Records of where elements appear
START

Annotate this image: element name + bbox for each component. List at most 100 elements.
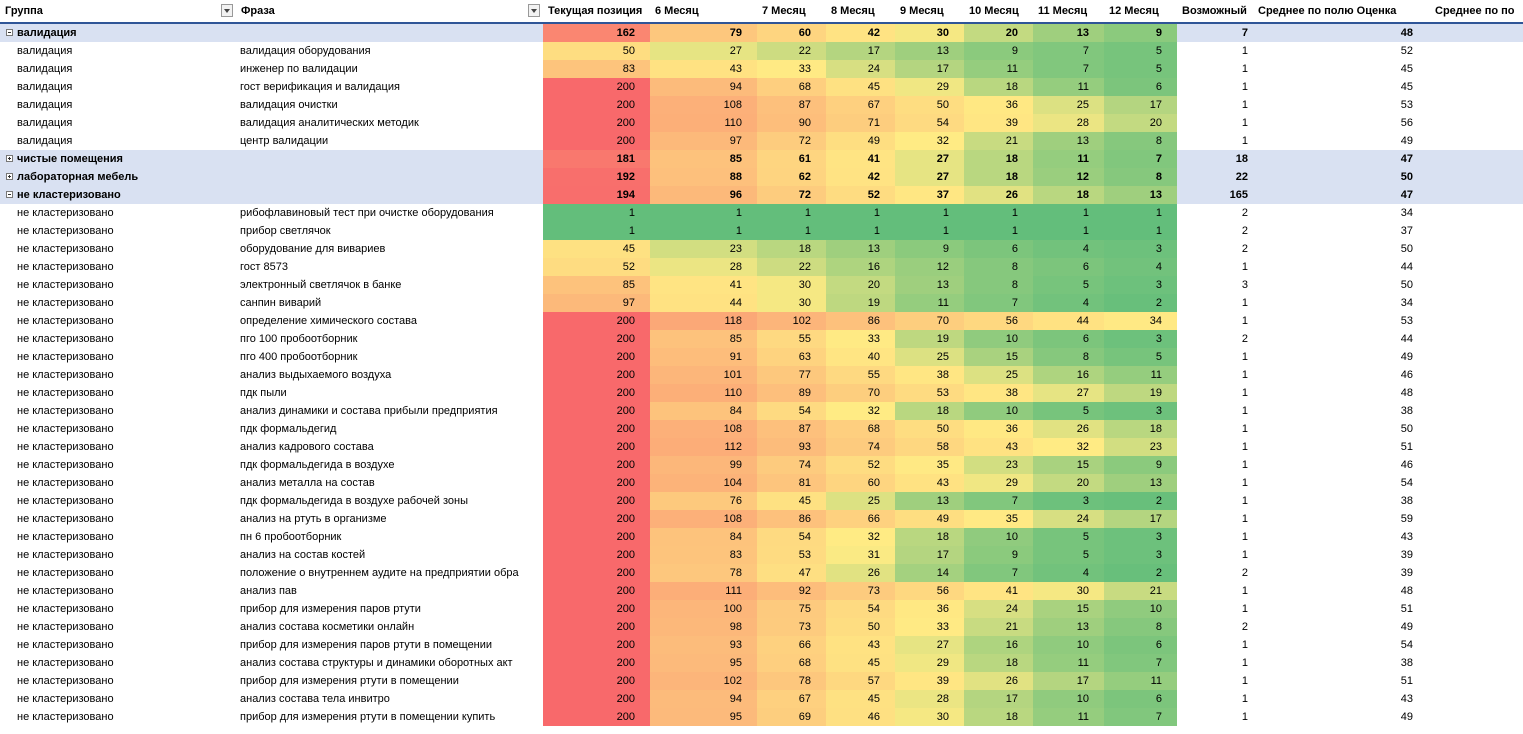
heat-cell: 3 [1104,402,1177,420]
heat-cell: 14 [895,564,964,582]
empty-cell [1430,438,1523,456]
empty-cell [1430,384,1523,402]
group-label: лабораторная мебель [17,171,139,183]
heat-cell: 4 [1033,294,1104,312]
group-cell: валидация [0,42,236,60]
heat-cell: 31 [826,546,895,564]
heat-cell: 5 [1033,546,1104,564]
heat-cell: 41 [826,150,895,168]
column-header: 8 Месяц [826,0,895,24]
data-row: не кластеризовано пдк формальдегид 200 108 8… [0,420,1523,438]
possible-cell: 1 [1241,297,1248,309]
heat-cell: 97 [543,294,650,312]
heat-cell: 200 [543,456,650,474]
data-row: валидация валидация аналитических методик… [0,114,1523,132]
heat-cell: 200 [543,438,650,456]
heat-cell: 162 [543,23,650,42]
data-row: не кластеризовано анализ состава структур… [0,654,1523,672]
heat-cell: 32 [826,528,895,546]
heat-cell: 27 [895,636,964,654]
group-cell: не кластеризовано [0,474,236,492]
filter-button[interactable] [528,4,540,17]
empty-cell [1430,366,1523,384]
phrase-cell: анализ кадрового состава [240,441,374,453]
heat-cell: 16 [964,636,1033,654]
heat-cell: 1 [1033,222,1104,240]
heat-cell: 79 [650,23,757,42]
heat-cell: 53 [895,384,964,402]
heat-cell: 32 [826,402,895,420]
average-cell: 34 [1400,207,1413,219]
average-cell: 50 [1400,243,1413,255]
data-row: не кластеризовано гост 8573 52 28 22 16 12 8 6 4 1… [0,258,1523,276]
average-cell: 49 [1400,351,1413,363]
phrase-cell: анализ выдыхаемого воздуха [240,369,392,381]
heat-cell: 1 [826,204,895,222]
heat-cell: 8 [1104,168,1177,186]
heat-cell: 1 [543,204,650,222]
heat-cell: 69 [757,708,826,726]
heat-cell: 200 [543,600,650,618]
heat-cell: 52 [826,456,895,474]
heat-cell: 36 [895,600,964,618]
average-cell: 45 [1400,81,1413,93]
heat-cell: 13 [1033,23,1104,42]
average-cell: 38 [1400,657,1413,669]
heat-cell: 93 [650,636,757,654]
possible-cell: 1 [1241,99,1248,111]
possible-cell: 2 [1241,567,1248,579]
heat-cell: 18 [964,78,1033,96]
data-row: не кластеризовано анализ динамики и соста… [0,402,1523,420]
heat-cell: 100 [650,600,757,618]
collapse-toggle[interactable] [6,29,13,36]
group-label: чистые помещения [17,153,123,165]
heat-cell: 40 [826,348,895,366]
heat-cell: 70 [826,384,895,402]
heat-cell: 16 [1033,366,1104,384]
average-cell: 48 [1253,23,1430,42]
collapse-toggle[interactable] [6,191,13,198]
heat-cell: 30 [757,294,826,312]
heat-cell: 102 [757,312,826,330]
column-title: Текущая позиция [548,5,643,17]
expand-toggle[interactable] [6,173,13,180]
heat-cell: 22 [757,42,826,60]
heat-cell: 5 [1033,276,1104,294]
group-label: не кластеризовано [17,333,114,345]
heat-cell: 7 [964,294,1033,312]
heat-cell: 36 [964,420,1033,438]
column-header: Текущая позиция [543,0,650,24]
heat-cell: 55 [757,330,826,348]
heat-cell: 2 [1104,492,1177,510]
possible-cell: 1 [1241,405,1248,417]
average-cell: 56 [1400,117,1413,129]
heat-cell: 200 [543,492,650,510]
heat-cell: 84 [650,528,757,546]
empty-cell [1430,582,1523,600]
heat-cell: 28 [650,258,757,276]
expand-toggle[interactable] [6,155,13,162]
possible-cell: 1 [1241,387,1248,399]
heat-cell: 50 [543,42,650,60]
heat-cell: 10 [1104,600,1177,618]
heat-cell: 88 [650,168,757,186]
filter-button[interactable] [221,4,233,17]
heat-cell: 58 [895,438,964,456]
heat-cell: 50 [895,96,964,114]
heat-cell: 23 [650,240,757,258]
data-row: не кластеризовано анализ на состав костей… [0,546,1523,564]
heat-cell: 29 [964,474,1033,492]
heat-cell: 101 [650,366,757,384]
empty-cell [1430,186,1523,204]
phrase-cell: анализ на ртуть в организме [240,513,387,525]
average-cell: 49 [1400,711,1413,723]
group-label: не кластеризовано [17,639,114,651]
heat-cell: 86 [826,312,895,330]
heat-cell: 20 [826,276,895,294]
heat-cell: 35 [964,510,1033,528]
heat-cell: 5 [1104,348,1177,366]
heat-cell: 25 [826,492,895,510]
group-cell: не кластеризовано [0,402,236,420]
average-cell: 34 [1400,297,1413,309]
heat-cell: 7 [964,492,1033,510]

END

• PROBLEM REQUIREMENTS: Repeat every one of the records above word for word, leaving out the pictures.

• THE RESPONSE:
Annotate this image: element name + bbox for each component. List at most 100 elements.
heat-cell: 3 [1104,402,1177,420]
heat-cell: 14 [895,564,964,582]
empty-cell [1430,438,1523,456]
empty-cell [1430,384,1523,402]
group-label: лабораторная мебель [17,171,139,183]
heat-cell: 4 [1033,294,1104,312]
group-cell: валидация [0,42,236,60]
heat-cell: 31 [826,546,895,564]
heat-cell: 5 [1033,546,1104,564]
heat-cell: 41 [826,150,895,168]
column-header: 8 Месяц [826,0,895,24]
data-row: не кластеризовано пдк формальдегид 200 108 8… [0,420,1523,438]
possible-cell: 1 [1241,297,1248,309]
heat-cell: 97 [543,294,650,312]
heat-cell: 200 [543,456,650,474]
data-row: валидация валидация аналитических методик… [0,114,1523,132]
heat-cell: 200 [543,438,650,456]
heat-cell: 162 [543,23,650,42]
data-row: не кластеризовано анализ состава структур… [0,654,1523,672]
heat-cell: 32 [826,528,895,546]
heat-cell: 27 [895,636,964,654]
group-cell: не кластеризовано [0,474,236,492]
filter-button[interactable] [528,4,540,17]
empty-cell [1430,366,1523,384]
phrase-cell: анализ кадрового состава [240,441,374,453]
heat-cell: 16 [964,636,1033,654]
heat-cell: 1 [1033,222,1104,240]
heat-cell: 79 [650,23,757,42]
heat-cell: 53 [895,384,964,402]
heat-cell: 32 [826,402,895,420]
average-cell: 34 [1400,207,1413,219]
average-cell: 50 [1400,243,1413,255]
data-row: не кластеризовано гост 8573 52 28 22 16 12 8 6 4 1… [0,258,1523,276]
average-cell: 49 [1400,351,1413,363]
phrase-cell: анализ выдыхаемого воздуха [240,369,392,381]
heat-cell: 1 [826,204,895,222]
heat-cell: 8 [1104,168,1177,186]
heat-cell: 1 [543,204,650,222]
heat-cell: 69 [757,708,826,726]
heat-cell: 200 [543,600,650,618]
heat-cell: 52 [826,456,895,474]
heat-cell: 36 [895,600,964,618]
average-cell: 45 [1400,81,1413,93]
heat-cell: 13 [1033,23,1104,42]
average-cell: 38 [1400,657,1413,669]
heat-cell: 93 [650,636,757,654]
possible-cell: 1 [1241,99,1248,111]
possible-cell: 2 [1241,567,1248,579]
heat-cell: 18 [964,78,1033,96]
data-row: не кластеризовано анализ динамики и соста… [0,402,1523,420]
heat-cell: 100 [650,600,757,618]
collapse-toggle[interactable] [6,29,13,36]
group-label: чистые помещения [17,153,123,165]
heat-cell: 40 [826,348,895,366]
heat-cell: 70 [826,384,895,402]
heat-cell: 16 [1033,366,1104,384]
average-cell: 48 [1253,23,1430,42]
collapse-toggle[interactable] [6,191,13,198]
heat-cell: 30 [757,294,826,312]
heat-cell: 102 [757,312,826,330]
column-title: Текущая позиция [548,5,643,17]
expand-toggle[interactable] [6,173,13,180]
heat-cell: 22 [757,42,826,60]
heat-cell: 5 [1033,276,1104,294]
group-label: не кластеризовано [17,333,114,345]
heat-cell: 7 [964,294,1033,312]
heat-cell: 36 [964,420,1033,438]
column-header: Текущая позиция [543,0,650,24]
heat-cell: 55 [757,330,826,348]
heat-cell: 2 [1104,492,1177,510]
possible-cell: 1 [1241,405,1248,417]
average-cell: 56 [1400,117,1413,129]
heat-cell: 200 [543,492,650,510]
heat-cell: 84 [650,528,757,546]
empty-cell [1430,582,1523,600]
heat-cell: 28 [650,258,757,276]
expand-toggle[interactable] [6,155,13,162]
possible-cell: 1 [1241,387,1248,399]
heat-cell: 50 [543,42,650,60]
heat-cell: 10 [1104,600,1177,618]
heat-cell: 88 [650,168,757,186]
filter-button[interactable] [221,4,233,17]
heat-cell: 58 [895,438,964,456]
heat-cell: 50 [895,96,964,114]
heat-cell: 23 [650,240,757,258]
data-row: не кластеризовано анализ на состав костей… [0,546,1523,564]
heat-cell: 29 [964,474,1033,492]
heat-cell: 101 [650,366,757,384]
empty-cell [1430,186,1523,204]
phrase-cell: анализ на ртуть в организме [240,513,387,525]
average-cell: 49 [1400,711,1413,723]
group-label: не кластеризовано [17,639,114,651]
heat-cell: 86 [826,312,895,330]
heat-cell: 20 [826,276,895,294]
heat-cell: 35 [964,510,1033,528]
heat-cell: 5 [1104,348,1177,366]
heat-cell: 25 [826,492,895,510]
group-cell: не кластеризовано [0,402,236,420]
average-cell: 34 [1400,297,1413,309]
heat-cell: 7 [964,492,1033,510]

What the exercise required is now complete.